- INSTRUCTIONS TO FOLLOW
Reproduce the records below exactly as they appear, omitting any pictures they contain.
BEGIN DATA FOR THIS EXERCISE
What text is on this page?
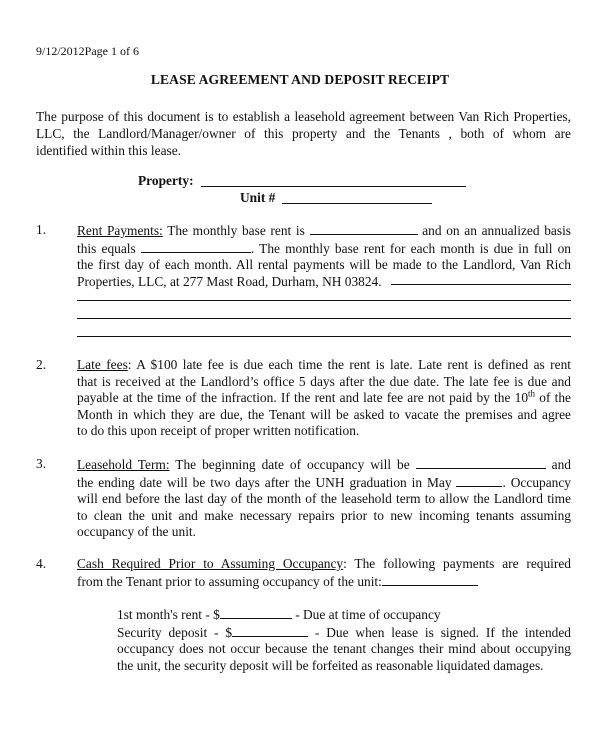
9/12/2012Page 1 of 6
LEASE AGREEMENT AND DEPOSIT RECEIPT
The purpose of this document is to establish a leasehold agreement between Van Rich Properties,
LLC, the Landlord/Manager/owner of this property and the Tenants , both of whom are
identified within this lease.
Property:
Unit #
1. Rent Payments: The monthly base rent is	and on an annualized basis
this equals	. The monthly base rent for each month is due in full on
the first day of each month. All rental payments will be made to the Landlord, Van Rich
Properties, LLC, at 277 Mast Road, Durham, NH 03824.
2. Late fees: A $100 late fee is due each time the rent is late. Late rent is defined as rent
that is received at the Landlord’s office 5 days after the due date. The late fee is due and
payable at the time of the infraction. If the rent and late fee are not paid by the 10th of the
Month in which they are due, the Tenant will be asked to vacate the premises and agree
to do this upon receipt of proper written notification.
3. Leasehold Term: The beginning date of occupancy will be	and
the ending date will be two days after the UNH graduation in May	. Occupancy
will end before the last day of the month of the leasehold term to allow the Landlord time
to clean the unit and make necessary repairs prior to new incoming tenants assuming
occupancy of the unit.
4. Cash Required Prior to Assuming Occupancy: The following payments are required
from the Tenant prior to assuming occupancy of the unit:
1st month's rent - $	- Due at time of occupancy
Security deposit - $	- Due when lease is signed. If the intended
occupancy does not occur because the tenant changes their mind about occupying
the unit, the security deposit will be forfeited as reasonable liquidated damages.
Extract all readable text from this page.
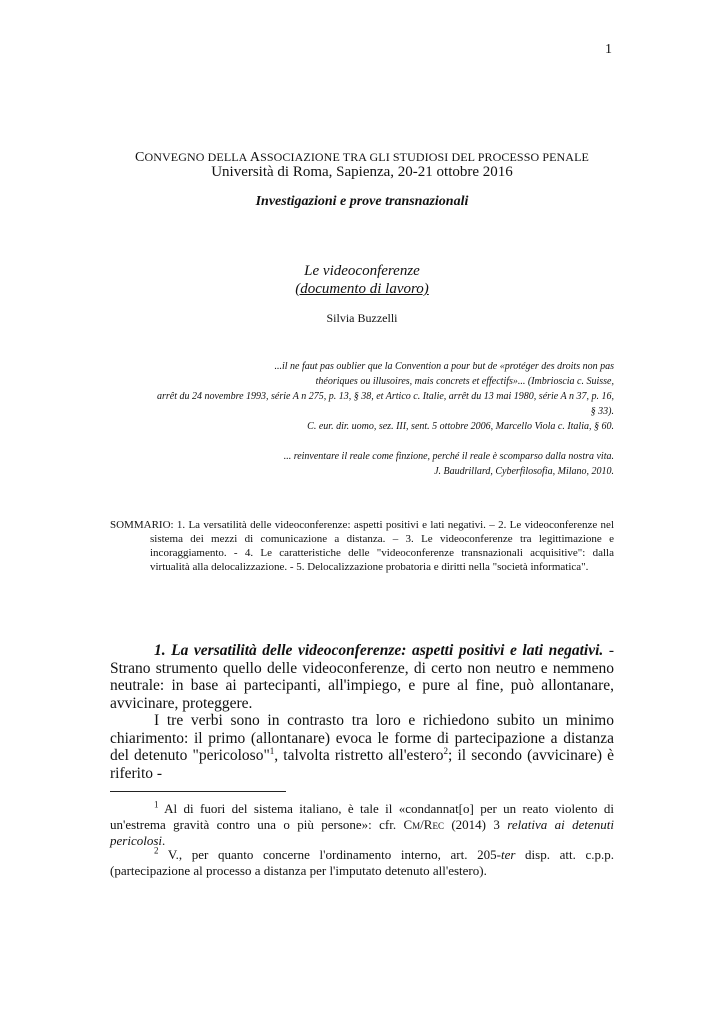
1
CONVEGNO DELLA ASSOCIAZIONE TRA GLI STUDIOSI DEL PROCESSO PENALE
Università di Roma, Sapienza, 20-21 ottobre 2016
Investigazioni e prove transnazionali
Le videoconferenze
(documento di lavoro)
Silvia Buzzelli
...il ne faut pas oublier que la Convention a pour but de «protéger des droits non pas
théoriques ou illusoires, mais concrets et effectifs»... (Imbrioscia c. Suisse,
arrêt du 24 novembre 1993, série A n 275, p. 13, § 38, et Artico c. Italie, arrêt du 13 mai 1980, série A n 37, p. 16,
§ 33).
C. eur. dir. uomo, sez. III, sent. 5 ottobre 2006, Marcello Viola c. Italia, § 60.
... reinventare il reale come finzione, perché il reale è scomparso dalla nostra vita.
J. Baudrillard, Cyberfilosofia, Milano, 2010.
SOMMARIO: 1. La versatilità delle videoconferenze: aspetti positivi e lati negativi. – 2. Le videoconferenze nel sistema dei mezzi di comunicazione a distanza. – 3. Le videoconferenze tra legittimazione e incoraggiamento. - 4. Le caratteristiche delle "videoconferenze transnazionali acquisitive": dalla virtualità alla delocalizzazione. - 5. Delocalizzazione probatoria e diritti nella "società informatica".

1. La versatilità delle videoconferenze: aspetti positivi e lati negativi. - Strano strumento quello delle videoconferenze, di certo non neutro e nemmeno neutrale: in base ai partecipanti, all'impiego, e pure al fine, può allontanare, avvicinare, proteggere.

I tre verbi sono in contrasto tra loro e richiedono subito un minimo chiarimento: il primo (allontanare) evoca le forme di partecipazione a distanza del detenuto "pericoloso"$^1$, talvolta ristretto all'estero$^2$; il secondo (avvicinare) è riferito -

$^1$ Al di fuori del sistema italiano, è tale il «condannat[o] per un reato violento di un'estrema gravità contro una o più persone»: cfr. Cm/Rec (2014) 3 relativa ai detenuti pericolosi.
$^2$ V., per quanto concerne l'ordinamento interno, art. 205-ter disp. att. c.p.p. (partecipazione al processo a distanza per l'imputato detenuto all'estero).
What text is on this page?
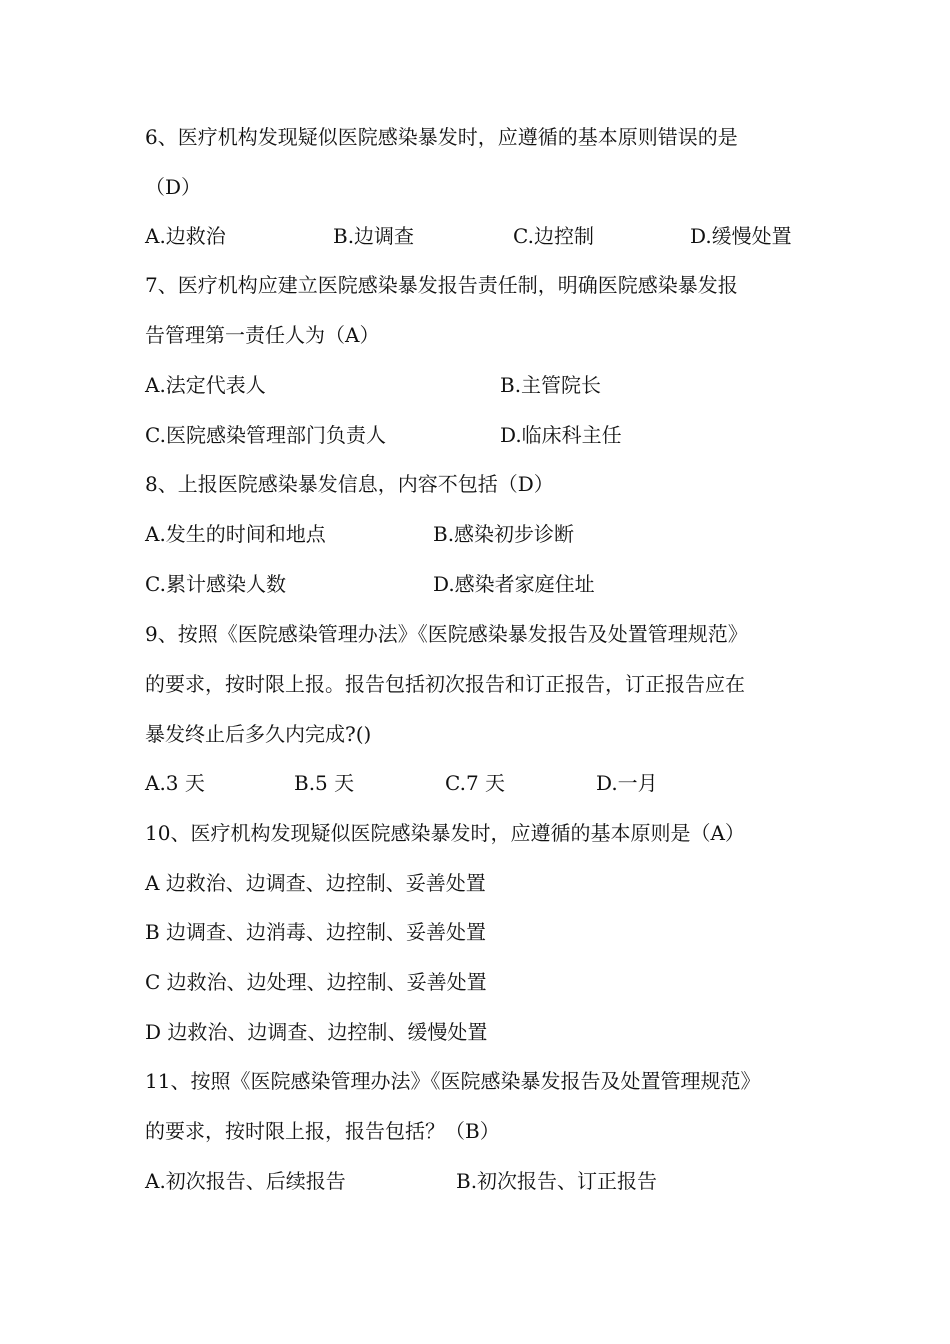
6、医疗机构发现疑似医院感染暴发时，应遵循的基本原则错误的是
（D）
A.边救治	B.边调查	C.边控制	D.缓慢处置
7、医疗机构应建立医院感染暴发报告责任制，明确医院感染暴发报
告管理第一责任人为（A）
A.法定代表人	B.主管院长
C.医院感染管理部门负责人	D.临床科主任
8、上报医院感染暴发信息，内容不包括（D）
A.发生的时间和地点	B.感染初步诊断
C.累计感染人数	D.感染者家庭住址
9、按照《医院感染管理办法》《医院感染暴发报告及处置管理规范》
的要求，按时限上报。报告包括初次报告和订正报告，订正报告应在
暴发终止后多久内完成?()
A.3 天	B.5 天	C.7 天	D.一月
10、医疗机构发现疑似医院感染暴发时，应遵循的基本原则是（A）
A 边救治、边调查、边控制、妥善处置
B 边调查、边消毒、边控制、妥善处置
C 边救治、边处理、边控制、妥善处置
D 边救治、边调查、边控制、缓慢处置
11、按照《医院感染管理办法》《医院感染暴发报告及处置管理规范》
的要求，按时限上报，报告包括？（B）
A.初次报告、后续报告	B.初次报告、订正报告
END DATA FOR THIS EXERCISE
- COMPLETE ANSWER
What text is on this page?
9/12/2012Page 1 of 6
LEASE AGREEMENT AND DEPOSIT RECEIPT
The purpose of this document is to establish a leasehold agreement between Van Rich Properties,
LLC, the Landlord/Manager/owner of this property and the Tenants , both of whom are
identified within this lease.
Property:
Unit #
1. Rent Payments: The monthly base rent is	and on an annualized basis
this equals	. The monthly base rent for each month is due in full on
the first day of each month. All rental payments will be made to the Landlord, Van Rich
Properties, LLC, at 277 Mast Road, Durham, NH 03824.
2. Late fees: A $100 late fee is due each time the rent is late. Late rent is defined as rent
that is received at the Landlord’s office 5 days after the due date. The late fee is due and
payable at the time of the infraction. If the rent and late fee are not paid by the 10th of the
Month in which they are due, the Tenant will be asked to vacate the premises and agree
to do this upon receipt of proper written notification.
3. Leasehold Term: The beginning date of occupancy will be	and
the ending date will be two days after the UNH graduation in May	. Occupancy
will end before the last day of the month of the leasehold term to allow the Landlord time
to clean the unit and make necessary repairs prior to new incoming tenants assuming
occupancy of the unit.
4. Cash Required Prior to Assuming Occupancy: The following payments are required
from the Tenant prior to assuming occupancy of the unit:
1st month's rent - $	- Due at time of occupancy
Security deposit - $	- Due when lease is signed. If the intended
occupancy does not occur because the tenant changes their mind about occupying
the unit, the security deposit will be forfeited as reasonable liquidated damages.
Extract all readable text from this page.
1
CONVEGNO DELLA ASSOCIAZIONE TRA GLI STUDIOSI DEL PROCESSO PENALE
Università di Roma, Sapienza, 20-21 ottobre 2016
Investigazioni e prove transnazionali
Le videoconferenze
(documento di lavoro)
Silvia Buzzelli
...il ne faut pas oublier que la Convention a pour but de «protéger des droits non pas
théoriques ou illusoires, mais concrets et effectifs»... (Imbrioscia c. Suisse,
arrêt du 24 novembre 1993, série A n 275, p. 13, § 38, et Artico c. Italie, arrêt du 13 mai 1980, série A n 37, p. 16,
§ 33).
C. eur. dir. uomo, sez. III, sent. 5 ottobre 2006, Marcello Viola c. Italia, § 60.
... reinventare il reale come finzione, perché il reale è scomparso dalla nostra vita.
J. Baudrillard, Cyberfilosofia, Milano, 2010.
SOMMARIO: 1. La versatilità delle videoconferenze: aspetti positivi e lati negativi. – 2. Le videoconferenze nel sistema dei mezzi di comunicazione a distanza. – 3. Le videoconferenze tra legittimazione e incoraggiamento. - 4. Le caratteristiche delle "videoconferenze transnazionali acquisitive": dalla virtualità alla delocalizzazione. - 5. Delocalizzazione probatoria e diritti nella "società informatica".

1. La versatilità delle videoconferenze: aspetti positivi e lati negativi. - Strano strumento quello delle videoconferenze, di certo non neutro e nemmeno neutrale: in base ai partecipanti, all'impiego, e pure al fine, può allontanare, avvicinare, proteggere.

I tre verbi sono in contrasto tra loro e richiedono subito un minimo chiarimento: il primo (allontanare) evoca le forme di partecipazione a distanza del detenuto "pericoloso"$^1$, talvolta ristretto all'estero$^2$; il secondo (avvicinare) è riferito -

$^1$ Al di fuori del sistema italiano, è tale il «condannat[o] per un reato violento di un'estrema gravità contro una o più persone»: cfr. Cm/Rec (2014) 3 relativa ai detenuti pericolosi.
$^2$ V., per quanto concerne l'ordinamento interno, art. 205-ter disp. att. c.p.p. (partecipazione al processo a distanza per l'imputato detenuto all'estero).
What text is on this page?
6、医疗机构发现疑似医院感染暴发时，应遵循的基本原则错误的是
（D）
A.边救治	B.边调查	C.边控制	D.缓慢处置
7、医疗机构应建立医院感染暴发报告责任制，明确医院感染暴发报
告管理第一责任人为（A）
A.法定代表人	B.主管院长
C.医院感染管理部门负责人	D.临床科主任
8、上报医院感染暴发信息，内容不包括（D）
A.发生的时间和地点	B.感染初步诊断
C.累计感染人数	D.感染者家庭住址
9、按照《医院感染管理办法》《医院感染暴发报告及处置管理规范》
的要求，按时限上报。报告包括初次报告和订正报告，订正报告应在
暴发终止后多久内完成?()
A.3 天	B.5 天	C.7 天	D.一月
10、医疗机构发现疑似医院感染暴发时，应遵循的基本原则是（A）
A 边救治、边调查、边控制、妥善处置
B 边调查、边消毒、边控制、妥善处置
C 边救治、边处理、边控制、妥善处置
D 边救治、边调查、边控制、缓慢处置
11、按照《医院感染管理办法》《医院感染暴发报告及处置管理规范》
的要求，按时限上报，报告包括？（B）
A.初次报告、后续报告	B.初次报告、订正报告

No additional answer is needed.